>> BEGIN Material for this task

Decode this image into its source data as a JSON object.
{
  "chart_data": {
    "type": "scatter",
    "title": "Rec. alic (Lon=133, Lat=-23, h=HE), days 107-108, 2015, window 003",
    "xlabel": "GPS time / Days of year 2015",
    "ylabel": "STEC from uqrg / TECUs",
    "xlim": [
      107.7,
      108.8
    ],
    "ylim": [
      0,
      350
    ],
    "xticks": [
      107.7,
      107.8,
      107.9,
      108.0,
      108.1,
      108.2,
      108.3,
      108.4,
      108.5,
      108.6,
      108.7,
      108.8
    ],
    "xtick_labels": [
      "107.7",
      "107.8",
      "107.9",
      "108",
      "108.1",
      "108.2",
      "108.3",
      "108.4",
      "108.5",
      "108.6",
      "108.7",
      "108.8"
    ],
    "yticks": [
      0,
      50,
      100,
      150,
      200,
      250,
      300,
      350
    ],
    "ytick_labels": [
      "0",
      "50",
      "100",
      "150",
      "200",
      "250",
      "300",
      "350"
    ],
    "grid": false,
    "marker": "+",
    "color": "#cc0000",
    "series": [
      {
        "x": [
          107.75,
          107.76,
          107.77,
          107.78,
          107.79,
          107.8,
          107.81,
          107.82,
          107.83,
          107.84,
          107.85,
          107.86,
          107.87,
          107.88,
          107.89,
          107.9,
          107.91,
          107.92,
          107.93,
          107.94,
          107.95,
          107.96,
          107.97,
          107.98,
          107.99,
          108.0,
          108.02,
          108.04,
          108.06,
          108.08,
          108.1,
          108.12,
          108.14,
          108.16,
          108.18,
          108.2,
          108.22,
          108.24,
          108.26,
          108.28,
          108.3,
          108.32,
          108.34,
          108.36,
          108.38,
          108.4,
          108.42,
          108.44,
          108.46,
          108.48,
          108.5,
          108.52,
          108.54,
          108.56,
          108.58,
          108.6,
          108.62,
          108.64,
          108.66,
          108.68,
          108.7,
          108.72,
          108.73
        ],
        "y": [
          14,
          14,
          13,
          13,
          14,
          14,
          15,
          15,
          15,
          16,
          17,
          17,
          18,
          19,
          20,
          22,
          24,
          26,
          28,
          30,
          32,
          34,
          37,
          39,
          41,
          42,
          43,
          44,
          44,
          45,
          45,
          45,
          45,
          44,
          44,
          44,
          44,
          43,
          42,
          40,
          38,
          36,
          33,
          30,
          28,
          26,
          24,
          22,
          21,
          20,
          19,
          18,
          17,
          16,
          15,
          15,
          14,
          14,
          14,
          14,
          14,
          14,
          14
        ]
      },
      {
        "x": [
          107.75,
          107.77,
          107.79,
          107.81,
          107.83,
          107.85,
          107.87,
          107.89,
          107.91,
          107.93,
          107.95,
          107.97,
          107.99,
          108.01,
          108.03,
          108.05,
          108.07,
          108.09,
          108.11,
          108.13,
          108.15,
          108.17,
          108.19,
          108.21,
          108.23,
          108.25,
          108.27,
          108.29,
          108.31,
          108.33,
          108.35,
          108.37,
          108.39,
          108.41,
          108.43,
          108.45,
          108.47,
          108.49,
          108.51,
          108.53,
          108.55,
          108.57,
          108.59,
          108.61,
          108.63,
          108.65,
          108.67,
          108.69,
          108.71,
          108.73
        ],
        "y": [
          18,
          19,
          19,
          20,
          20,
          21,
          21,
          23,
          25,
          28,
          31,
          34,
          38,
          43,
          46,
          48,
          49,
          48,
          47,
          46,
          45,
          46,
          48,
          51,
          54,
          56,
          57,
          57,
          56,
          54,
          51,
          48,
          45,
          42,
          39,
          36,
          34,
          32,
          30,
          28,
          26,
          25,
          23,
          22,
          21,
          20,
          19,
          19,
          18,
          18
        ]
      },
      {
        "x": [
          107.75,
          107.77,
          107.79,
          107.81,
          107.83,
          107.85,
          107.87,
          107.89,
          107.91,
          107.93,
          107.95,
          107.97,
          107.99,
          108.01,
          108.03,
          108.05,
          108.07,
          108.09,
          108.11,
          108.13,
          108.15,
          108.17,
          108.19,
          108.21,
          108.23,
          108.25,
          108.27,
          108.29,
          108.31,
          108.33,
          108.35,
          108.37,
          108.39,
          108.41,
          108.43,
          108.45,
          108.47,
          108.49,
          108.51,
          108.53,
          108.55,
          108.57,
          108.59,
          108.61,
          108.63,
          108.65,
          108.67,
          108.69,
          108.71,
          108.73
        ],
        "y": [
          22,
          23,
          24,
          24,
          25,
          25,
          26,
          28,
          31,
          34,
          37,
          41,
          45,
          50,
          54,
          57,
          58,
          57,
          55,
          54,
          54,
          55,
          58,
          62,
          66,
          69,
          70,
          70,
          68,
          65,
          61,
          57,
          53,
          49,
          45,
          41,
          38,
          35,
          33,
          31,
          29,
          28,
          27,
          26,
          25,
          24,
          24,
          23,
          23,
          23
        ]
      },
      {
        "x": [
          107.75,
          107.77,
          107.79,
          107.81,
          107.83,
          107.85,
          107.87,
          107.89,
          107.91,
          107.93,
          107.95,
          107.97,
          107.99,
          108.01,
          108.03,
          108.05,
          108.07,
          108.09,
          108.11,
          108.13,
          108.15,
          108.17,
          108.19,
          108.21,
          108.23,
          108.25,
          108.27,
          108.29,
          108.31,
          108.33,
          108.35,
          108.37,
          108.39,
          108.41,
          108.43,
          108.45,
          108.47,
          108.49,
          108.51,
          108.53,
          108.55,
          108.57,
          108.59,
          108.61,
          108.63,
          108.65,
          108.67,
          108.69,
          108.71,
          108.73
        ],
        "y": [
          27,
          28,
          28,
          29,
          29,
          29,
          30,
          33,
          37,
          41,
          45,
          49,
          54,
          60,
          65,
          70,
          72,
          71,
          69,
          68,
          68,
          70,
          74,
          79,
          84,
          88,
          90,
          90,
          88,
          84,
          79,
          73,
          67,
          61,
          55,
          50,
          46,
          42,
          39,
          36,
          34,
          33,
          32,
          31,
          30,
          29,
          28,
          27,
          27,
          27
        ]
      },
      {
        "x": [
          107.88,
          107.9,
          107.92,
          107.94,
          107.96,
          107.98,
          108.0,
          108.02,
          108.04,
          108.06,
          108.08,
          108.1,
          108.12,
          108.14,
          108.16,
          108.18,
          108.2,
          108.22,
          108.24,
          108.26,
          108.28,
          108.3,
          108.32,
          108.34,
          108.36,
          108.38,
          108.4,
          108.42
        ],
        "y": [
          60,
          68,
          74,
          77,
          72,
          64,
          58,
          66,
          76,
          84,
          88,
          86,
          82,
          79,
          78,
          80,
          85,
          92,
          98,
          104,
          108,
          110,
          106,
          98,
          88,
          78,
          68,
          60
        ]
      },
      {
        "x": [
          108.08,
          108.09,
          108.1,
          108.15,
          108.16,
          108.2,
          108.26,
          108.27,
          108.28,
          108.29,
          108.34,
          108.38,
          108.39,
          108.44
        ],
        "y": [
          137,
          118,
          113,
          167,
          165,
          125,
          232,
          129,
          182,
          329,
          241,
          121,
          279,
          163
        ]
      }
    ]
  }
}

>> END Material for this task

**Request**
Give the data again, exactly as it stands.

**Completed task**
Decode this image into its source data as a JSON object.
{
  "chart_data": {
    "type": "scatter",
    "title": "Rec. alic (Lon=133, Lat=-23, h=HE), days 107-108, 2015, window 003",
    "xlabel": "GPS time / Days of year 2015",
    "ylabel": "STEC from uqrg / TECUs",
    "xlim": [
      107.7,
      108.8
    ],
    "ylim": [
      0,
      350
    ],
    "xticks": [
      107.7,
      107.8,
      107.9,
      108.0,
      108.1,
      108.2,
      108.3,
      108.4,
      108.5,
      108.6,
      108.7,
      108.8
    ],
    "xtick_labels": [
      "107.7",
      "107.8",
      "107.9",
      "108",
      "108.1",
      "108.2",
      "108.3",
      "108.4",
      "108.5",
      "108.6",
      "108.7",
      "108.8"
    ],
    "yticks": [
      0,
      50,
      100,
      150,
      200,
      250,
      300,
      350
    ],
    "ytick_labels": [
      "0",
      "50",
      "100",
      "150",
      "200",
      "250",
      "300",
      "350"
    ],
    "grid": false,
    "marker": "+",
    "color": "#cc0000",
    "series": [
      {
        "x": [
          107.75,
          107.76,
          107.77,
          107.78,
          107.79,
          107.8,
          107.81,
          107.82,
          107.83,
          107.84,
          107.85,
          107.86,
          107.87,
          107.88,
          107.89,
          107.9,
          107.91,
          107.92,
          107.93,
          107.94,
          107.95,
          107.96,
          107.97,
          107.98,
          107.99,
          108.0,
          108.02,
          108.04,
          108.06,
          108.08,
          108.1,
          108.12,
          108.14,
          108.16,
          108.18,
          108.2,
          108.22,
          108.24,
          108.26,
          108.28,
          108.3,
          108.32,
          108.34,
          108.36,
          108.38,
          108.4,
          108.42,
          108.44,
          108.46,
          108.48,
          108.5,
          108.52,
          108.54,
          108.56,
          108.58,
          108.6,
          108.62,
          108.64,
          108.66,
          108.68,
          108.7,
          108.72,
          108.73
        ],
        "y": [
          14,
          14,
          13,
          13,
          14,
          14,
          15,
          15,
          15,
          16,
          17,
          17,
          18,
          19,
          20,
          22,
          24,
          26,
          28,
          30,
          32,
          34,
          37,
          39,
          41,
          42,
          43,
          44,
          44,
          45,
          45,
          45,
          45,
          44,
          44,
          44,
          44,
          43,
          42,
          40,
          38,
          36,
          33,
          30,
          28,
          26,
          24,
          22,
          21,
          20,
          19,
          18,
          17,
          16,
          15,
          15,
          14,
          14,
          14,
          14,
          14,
          14,
          14
        ]
      },
      {
        "x": [
          107.75,
          107.77,
          107.79,
          107.81,
          107.83,
          107.85,
          107.87,
          107.89,
          107.91,
          107.93,
          107.95,
          107.97,
          107.99,
          108.01,
          108.03,
          108.05,
          108.07,
          108.09,
          108.11,
          108.13,
          108.15,
          108.17,
          108.19,
          108.21,
          108.23,
          108.25,
          108.27,
          108.29,
          108.31,
          108.33,
          108.35,
          108.37,
          108.39,
          108.41,
          108.43,
          108.45,
          108.47,
          108.49,
          108.51,
          108.53,
          108.55,
          108.57,
          108.59,
          108.61,
          108.63,
          108.65,
          108.67,
          108.69,
          108.71,
          108.73
        ],
        "y": [
          18,
          19,
          19,
          20,
          20,
          21,
          21,
          23,
          25,
          28,
          31,
          34,
          38,
          43,
          46,
          48,
          49,
          48,
          47,
          46,
          45,
          46,
          48,
          51,
          54,
          56,
          57,
          57,
          56,
          54,
          51,
          48,
          45,
          42,
          39,
          36,
          34,
          32,
          30,
          28,
          26,
          25,
          23,
          22,
          21,
          20,
          19,
          19,
          18,
          18
        ]
      },
      {
        "x": [
          107.75,
          107.77,
          107.79,
          107.81,
          107.83,
          107.85,
          107.87,
          107.89,
          107.91,
          107.93,
          107.95,
          107.97,
          107.99,
          108.01,
          108.03,
          108.05,
          108.07,
          108.09,
          108.11,
          108.13,
          108.15,
          108.17,
          108.19,
          108.21,
          108.23,
          108.25,
          108.27,
          108.29,
          108.31,
          108.33,
          108.35,
          108.37,
          108.39,
          108.41,
          108.43,
          108.45,
          108.47,
          108.49,
          108.51,
          108.53,
          108.55,
          108.57,
          108.59,
          108.61,
          108.63,
          108.65,
          108.67,
          108.69,
          108.71,
          108.73
        ],
        "y": [
          22,
          23,
          24,
          24,
          25,
          25,
          26,
          28,
          31,
          34,
          37,
          41,
          45,
          50,
          54,
          57,
          58,
          57,
          55,
          54,
          54,
          55,
          58,
          62,
          66,
          69,
          70,
          70,
          68,
          65,
          61,
          57,
          53,
          49,
          45,
          41,
          38,
          35,
          33,
          31,
          29,
          28,
          27,
          26,
          25,
          24,
          24,
          23,
          23,
          23
        ]
      },
      {
        "x": [
          107.75,
          107.77,
          107.79,
          107.81,
          107.83,
          107.85,
          107.87,
          107.89,
          107.91,
          107.93,
          107.95,
          107.97,
          107.99,
          108.01,
          108.03,
          108.05,
          108.07,
          108.09,
          108.11,
          108.13,
          108.15,
          108.17,
          108.19,
          108.21,
          108.23,
          108.25,
          108.27,
          108.29,
          108.31,
          108.33,
          108.35,
          108.37,
          108.39,
          108.41,
          108.43,
          108.45,
          108.47,
          108.49,
          108.51,
          108.53,
          108.55,
          108.57,
          108.59,
          108.61,
          108.63,
          108.65,
          108.67,
          108.69,
          108.71,
          108.73
        ],
        "y": [
          27,
          28,
          28,
          29,
          29,
          29,
          30,
          33,
          37,
          41,
          45,
          49,
          54,
          60,
          65,
          70,
          72,
          71,
          69,
          68,
          68,
          70,
          74,
          79,
          84,
          88,
          90,
          90,
          88,
          84,
          79,
          73,
          67,
          61,
          55,
          50,
          46,
          42,
          39,
          36,
          34,
          33,
          32,
          31,
          30,
          29,
          28,
          27,
          27,
          27
        ]
      },
      {
        "x": [
          107.88,
          107.9,
          107.92,
          107.94,
          107.96,
          107.98,
          108.0,
          108.02,
          108.04,
          108.06,
          108.08,
          108.1,
          108.12,
          108.14,
          108.16,
          108.18,
          108.2,
          108.22,
          108.24,
          108.26,
          108.28,
          108.3,
          108.32,
          108.34,
          108.36,
          108.38,
          108.4,
          108.42
        ],
        "y": [
          60,
          68,
          74,
          77,
          72,
          64,
          58,
          66,
          76,
          84,
          88,
          86,
          82,
          79,
          78,
          80,
          85,
          92,
          98,
          104,
          108,
          110,
          106,
          98,
          88,
          78,
          68,
          60
        ]
      },
      {
        "x": [
          108.08,
          108.09,
          108.1,
          108.15,
          108.16,
          108.2,
          108.26,
          108.27,
          108.28,
          108.29,
          108.34,
          108.38,
          108.39,
          108.44
        ],
        "y": [
          137,
          118,
          113,
          167,
          165,
          125,
          232,
          129,
          182,
          329,
          241,
          121,
          279,
          163
        ]
      }
    ]
  }
}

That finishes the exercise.